I went to another state to pick up a car I had bought. I needed to pull $10k of my own money in cash out of the my banks to pay the seller. I checked with the banks before I left to make sure it would be OK.

I arrived in Utah to meet the seller and we go to the bank to do the transaction, and my banks suddenly don't want to let me cash out that much money. I ended up having to kludge the transaction together with some my cash and credit card advances. I didn't quite make the full sale amount so the seller let me take the car and sent me the pink slip later.

Second fact: online banking used to do instant bill pays. Now anything above a trivial amount has to be scheduled. It didn't used to be that way.

Combining these two suggests to me there is a liquidity shortage in the retail banking system. Paypal may be under the same liquidity pressures and using fuzzy TOS reasons to hold money because they don't have the liquidity to handle all of their transaction demand.

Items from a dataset
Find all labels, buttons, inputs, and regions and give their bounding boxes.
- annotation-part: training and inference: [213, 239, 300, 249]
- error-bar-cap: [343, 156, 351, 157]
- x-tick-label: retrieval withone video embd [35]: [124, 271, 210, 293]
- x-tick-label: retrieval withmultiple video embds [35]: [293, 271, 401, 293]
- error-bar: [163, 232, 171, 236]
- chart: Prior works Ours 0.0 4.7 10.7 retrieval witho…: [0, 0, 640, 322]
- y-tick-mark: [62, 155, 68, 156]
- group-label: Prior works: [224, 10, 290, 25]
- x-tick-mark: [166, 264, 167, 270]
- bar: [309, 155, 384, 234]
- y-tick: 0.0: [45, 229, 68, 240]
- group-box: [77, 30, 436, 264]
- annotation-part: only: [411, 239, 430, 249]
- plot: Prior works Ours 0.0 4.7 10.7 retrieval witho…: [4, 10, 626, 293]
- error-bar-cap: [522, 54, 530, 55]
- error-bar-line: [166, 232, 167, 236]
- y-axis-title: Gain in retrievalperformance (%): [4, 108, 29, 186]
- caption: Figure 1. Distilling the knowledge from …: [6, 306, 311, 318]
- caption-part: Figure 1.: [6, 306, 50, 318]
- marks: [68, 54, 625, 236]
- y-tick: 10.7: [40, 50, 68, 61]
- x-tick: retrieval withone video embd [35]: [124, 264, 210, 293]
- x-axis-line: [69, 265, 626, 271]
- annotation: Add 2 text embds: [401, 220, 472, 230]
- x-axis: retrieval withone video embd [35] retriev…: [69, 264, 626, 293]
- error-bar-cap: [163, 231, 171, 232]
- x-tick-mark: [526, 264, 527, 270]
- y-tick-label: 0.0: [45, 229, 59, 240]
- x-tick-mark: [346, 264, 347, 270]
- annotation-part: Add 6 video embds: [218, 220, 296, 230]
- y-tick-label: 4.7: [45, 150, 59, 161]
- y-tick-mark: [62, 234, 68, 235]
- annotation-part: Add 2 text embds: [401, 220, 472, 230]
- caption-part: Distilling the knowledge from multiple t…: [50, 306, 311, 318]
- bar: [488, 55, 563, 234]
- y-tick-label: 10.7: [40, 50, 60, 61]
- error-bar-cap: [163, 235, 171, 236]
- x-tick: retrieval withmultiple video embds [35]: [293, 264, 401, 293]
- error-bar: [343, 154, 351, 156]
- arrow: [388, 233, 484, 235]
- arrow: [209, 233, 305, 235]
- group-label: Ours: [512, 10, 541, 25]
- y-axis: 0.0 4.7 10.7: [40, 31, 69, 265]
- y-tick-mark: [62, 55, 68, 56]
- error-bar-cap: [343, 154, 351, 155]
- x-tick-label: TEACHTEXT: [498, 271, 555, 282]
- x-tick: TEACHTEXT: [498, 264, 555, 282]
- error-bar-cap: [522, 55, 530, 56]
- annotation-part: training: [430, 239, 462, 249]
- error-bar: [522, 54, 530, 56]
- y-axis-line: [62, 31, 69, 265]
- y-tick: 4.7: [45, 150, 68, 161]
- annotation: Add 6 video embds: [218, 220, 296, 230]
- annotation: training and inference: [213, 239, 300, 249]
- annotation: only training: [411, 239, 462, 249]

● **WHAT THE EXERCISE ASKS**: Carry on the account of the bank cash withdrawal and the suspected liquidity shortage from the point where it stops.

● **IN RESPONSE**:
It's not liquidity, it's fraud protection


Liquidity to support your 10k transaction seems unlikely. More likely fraud and CYA by the banks


The bank workers told me they don't keep a lot of cash on hand to minimize robberies.

The thing I wonder about is why did online banking start requiring scheduled payments for anything over a $100 or so about five years ago? Now they often make me wait a few days to clear a payment, unless it's internal to the bank itself (e.g. my checking account to pay off my same bank cc account).

I'm sure they're investing my money short term and the holds give them more time and flexibility to do so. However, tying up account money in short term invesments means their liquidity will be reduced.

If you were PayPal would you not invest user funds overnight (or longer) based on projections of inflow/outflow? If not you'd be cheating your shareholders. However the temptation to hold on to user funds as long as possible would be constantly present. That's almost certainly what's happening.